**WRITTEN EXERCISE**
Below is a block of records: output all of them exactly and leave out the pictures.
::::::
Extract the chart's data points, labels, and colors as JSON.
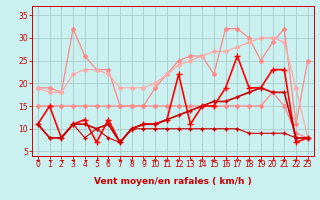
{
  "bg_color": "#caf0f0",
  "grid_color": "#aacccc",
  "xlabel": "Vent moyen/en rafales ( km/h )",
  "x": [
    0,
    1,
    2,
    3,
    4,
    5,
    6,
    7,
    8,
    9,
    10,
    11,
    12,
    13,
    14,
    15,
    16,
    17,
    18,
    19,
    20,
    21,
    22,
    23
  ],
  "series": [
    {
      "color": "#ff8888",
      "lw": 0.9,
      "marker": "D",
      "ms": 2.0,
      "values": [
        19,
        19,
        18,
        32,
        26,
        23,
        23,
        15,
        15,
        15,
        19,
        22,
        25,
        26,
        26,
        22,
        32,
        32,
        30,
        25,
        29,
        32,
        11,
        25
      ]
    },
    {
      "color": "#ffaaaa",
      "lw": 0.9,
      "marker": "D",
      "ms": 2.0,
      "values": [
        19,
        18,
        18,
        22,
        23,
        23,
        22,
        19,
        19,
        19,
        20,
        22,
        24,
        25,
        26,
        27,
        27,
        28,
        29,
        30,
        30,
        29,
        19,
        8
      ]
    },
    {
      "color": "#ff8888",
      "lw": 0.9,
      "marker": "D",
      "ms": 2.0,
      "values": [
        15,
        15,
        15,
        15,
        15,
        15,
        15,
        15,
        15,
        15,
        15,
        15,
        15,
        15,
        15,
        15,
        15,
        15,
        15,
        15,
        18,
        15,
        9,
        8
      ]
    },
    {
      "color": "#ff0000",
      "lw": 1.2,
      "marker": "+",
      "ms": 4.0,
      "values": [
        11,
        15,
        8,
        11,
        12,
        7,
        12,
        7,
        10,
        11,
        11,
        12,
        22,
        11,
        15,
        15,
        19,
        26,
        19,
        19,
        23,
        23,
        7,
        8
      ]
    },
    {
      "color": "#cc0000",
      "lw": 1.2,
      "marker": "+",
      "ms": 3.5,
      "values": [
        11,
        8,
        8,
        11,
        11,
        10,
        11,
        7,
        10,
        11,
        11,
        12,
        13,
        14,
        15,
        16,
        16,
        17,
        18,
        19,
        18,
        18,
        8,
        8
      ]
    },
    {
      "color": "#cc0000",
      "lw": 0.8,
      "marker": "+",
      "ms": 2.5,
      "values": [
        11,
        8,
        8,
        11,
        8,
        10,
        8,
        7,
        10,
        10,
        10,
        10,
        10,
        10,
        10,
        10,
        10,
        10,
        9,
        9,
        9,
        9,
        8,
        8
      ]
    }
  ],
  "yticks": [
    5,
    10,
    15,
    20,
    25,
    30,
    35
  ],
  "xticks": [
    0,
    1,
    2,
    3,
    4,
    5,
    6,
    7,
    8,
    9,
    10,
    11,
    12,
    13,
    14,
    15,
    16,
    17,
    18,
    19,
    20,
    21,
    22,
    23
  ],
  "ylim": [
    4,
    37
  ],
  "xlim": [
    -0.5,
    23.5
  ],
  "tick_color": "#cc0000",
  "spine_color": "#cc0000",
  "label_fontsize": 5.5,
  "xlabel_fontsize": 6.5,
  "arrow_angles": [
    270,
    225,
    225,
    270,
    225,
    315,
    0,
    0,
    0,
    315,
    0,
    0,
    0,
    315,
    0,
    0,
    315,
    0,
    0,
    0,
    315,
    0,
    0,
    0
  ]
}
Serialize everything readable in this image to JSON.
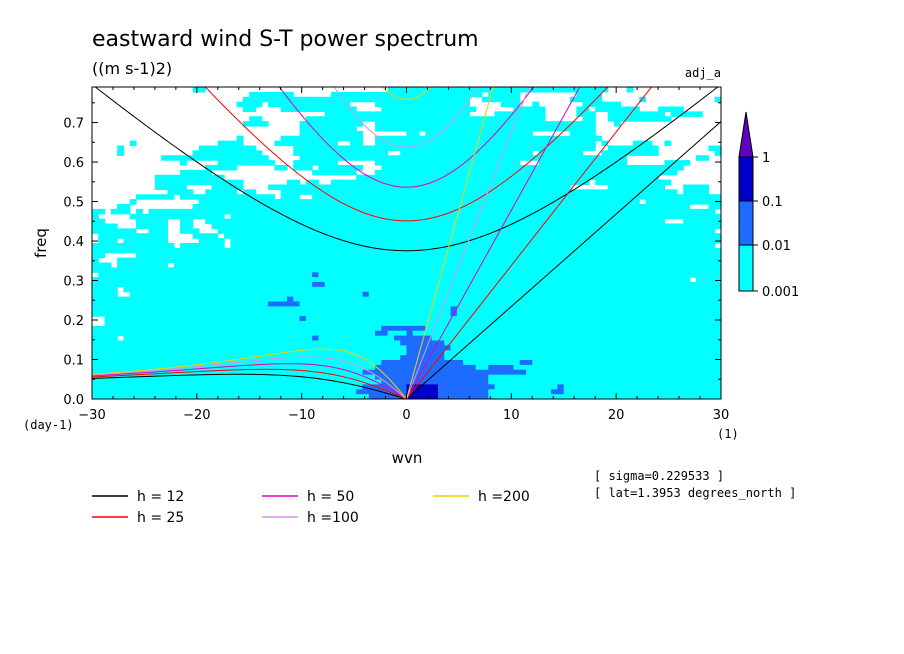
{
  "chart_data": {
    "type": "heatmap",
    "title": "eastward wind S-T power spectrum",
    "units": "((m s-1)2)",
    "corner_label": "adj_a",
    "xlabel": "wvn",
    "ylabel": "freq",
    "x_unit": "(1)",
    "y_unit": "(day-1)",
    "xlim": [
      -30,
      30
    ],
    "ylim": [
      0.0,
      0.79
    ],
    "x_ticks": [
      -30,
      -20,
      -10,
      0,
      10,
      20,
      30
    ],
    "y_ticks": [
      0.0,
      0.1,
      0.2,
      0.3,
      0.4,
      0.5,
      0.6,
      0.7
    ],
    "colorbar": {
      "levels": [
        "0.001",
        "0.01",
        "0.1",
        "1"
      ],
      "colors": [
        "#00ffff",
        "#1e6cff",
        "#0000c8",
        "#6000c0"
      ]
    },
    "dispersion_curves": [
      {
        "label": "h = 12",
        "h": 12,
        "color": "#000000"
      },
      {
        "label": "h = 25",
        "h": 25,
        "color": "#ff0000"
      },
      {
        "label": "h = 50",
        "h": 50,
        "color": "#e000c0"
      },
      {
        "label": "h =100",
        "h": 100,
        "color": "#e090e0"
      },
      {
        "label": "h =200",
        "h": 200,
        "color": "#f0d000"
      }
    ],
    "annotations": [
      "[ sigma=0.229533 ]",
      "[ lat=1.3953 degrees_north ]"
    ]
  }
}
::::::
**RESPONSE TO THIS TASK**
Extract the chart's data points, labels, and colors as JSON.
{
  "bg_color": "#caf0f0",
  "grid_color": "#aacccc",
  "xlabel": "Vent moyen/en rafales ( km/h )",
  "x": [
    0,
    1,
    2,
    3,
    4,
    5,
    6,
    7,
    8,
    9,
    10,
    11,
    12,
    13,
    14,
    15,
    16,
    17,
    18,
    19,
    20,
    21,
    22,
    23
  ],
  "series": [
    {
      "color": "#ff8888",
      "lw": 0.9,
      "marker": "D",
      "ms": 2.0,
      "values": [
        19,
        19,
        18,
        32,
        26,
        23,
        23,
        15,
        15,
        15,
        19,
        22,
        25,
        26,
        26,
        22,
        32,
        32,
        30,
        25,
        29,
        32,
        11,
        25
      ]
    },
    {
      "color": "#ffaaaa",
      "lw": 0.9,
      "marker": "D",
      "ms": 2.0,
      "values": [
        19,
        18,
        18,
        22,
        23,
        23,
        22,
        19,
        19,
        19,
        20,
        22,
        24,
        25,
        26,
        27,
        27,
        28,
        29,
        30,
        30,
        29,
        19,
        8
      ]
    },
    {
      "color": "#ff8888",
      "lw": 0.9,
      "marker": "D",
      "ms": 2.0,
      "values": [
        15,
        15,
        15,
        15,
        15,
        15,
        15,
        15,
        15,
        15,
        15,
        15,
        15,
        15,
        15,
        15,
        15,
        15,
        15,
        15,
        18,
        15,
        9,
        8
      ]
    },
    {
      "color": "#ff0000",
      "lw": 1.2,
      "marker": "+",
      "ms": 4.0,
      "values": [
        11,
        15,
        8,
        11,
        12,
        7,
        12,
        7,
        10,
        11,
        11,
        12,
        22,
        11,
        15,
        15,
        19,
        26,
        19,
        19,
        23,
        23,
        7,
        8
      ]
    },
    {
      "color": "#cc0000",
      "lw": 1.2,
      "marker": "+",
      "ms": 3.5,
      "values": [
        11,
        8,
        8,
        11,
        11,
        10,
        11,
        7,
        10,
        11,
        11,
        12,
        13,
        14,
        15,
        16,
        16,
        17,
        18,
        19,
        18,
        18,
        8,
        8
      ]
    },
    {
      "color": "#cc0000",
      "lw": 0.8,
      "marker": "+",
      "ms": 2.5,
      "values": [
        11,
        8,
        8,
        11,
        8,
        10,
        8,
        7,
        10,
        10,
        10,
        10,
        10,
        10,
        10,
        10,
        10,
        10,
        9,
        9,
        9,
        9,
        8,
        8
      ]
    }
  ],
  "yticks": [
    5,
    10,
    15,
    20,
    25,
    30,
    35
  ],
  "xticks": [
    0,
    1,
    2,
    3,
    4,
    5,
    6,
    7,
    8,
    9,
    10,
    11,
    12,
    13,
    14,
    15,
    16,
    17,
    18,
    19,
    20,
    21,
    22,
    23
  ],
  "ylim": [
    4,
    37
  ],
  "xlim": [
    -0.5,
    23.5
  ],
  "tick_color": "#cc0000",
  "spine_color": "#cc0000",
  "label_fontsize": 5.5,
  "xlabel_fontsize": 6.5,
  "arrow_angles": [
    270,
    225,
    225,
    270,
    225,
    315,
    0,
    0,
    0,
    315,
    0,
    0,
    0,
    315,
    0,
    0,
    315,
    0,
    0,
    0,
    315,
    0,
    0,
    0
  ]
}
Serialize everything readable in this image to JSON.
{
  "chart_data": {
    "type": "heatmap",
    "title": "eastward wind S-T power spectrum",
    "units": "((m s-1)2)",
    "corner_label": "adj_a",
    "xlabel": "wvn",
    "ylabel": "freq",
    "x_unit": "(1)",
    "y_unit": "(day-1)",
    "xlim": [
      -30,
      30
    ],
    "ylim": [
      0.0,
      0.79
    ],
    "x_ticks": [
      -30,
      -20,
      -10,
      0,
      10,
      20,
      30
    ],
    "y_ticks": [
      0.0,
      0.1,
      0.2,
      0.3,
      0.4,
      0.5,
      0.6,
      0.7
    ],
    "colorbar": {
      "levels": [
        "0.001",
        "0.01",
        "0.1",
        "1"
      ],
      "colors": [
        "#00ffff",
        "#1e6cff",
        "#0000c8",
        "#6000c0"
      ]
    },
    "dispersion_curves": [
      {
        "label": "h = 12",
        "h": 12,
        "color": "#000000"
      },
      {
        "label": "h = 25",
        "h": 25,
        "color": "#ff0000"
      },
      {
        "label": "h = 50",
        "h": 50,
        "color": "#e000c0"
      },
      {
        "label": "h =100",
        "h": 100,
        "color": "#e090e0"
      },
      {
        "label": "h =200",
        "h": 200,
        "color": "#f0d000"
      }
    ],
    "annotations": [
      "[ sigma=0.229533 ]",
      "[ lat=1.3953 degrees_north ]"
    ]
  }
}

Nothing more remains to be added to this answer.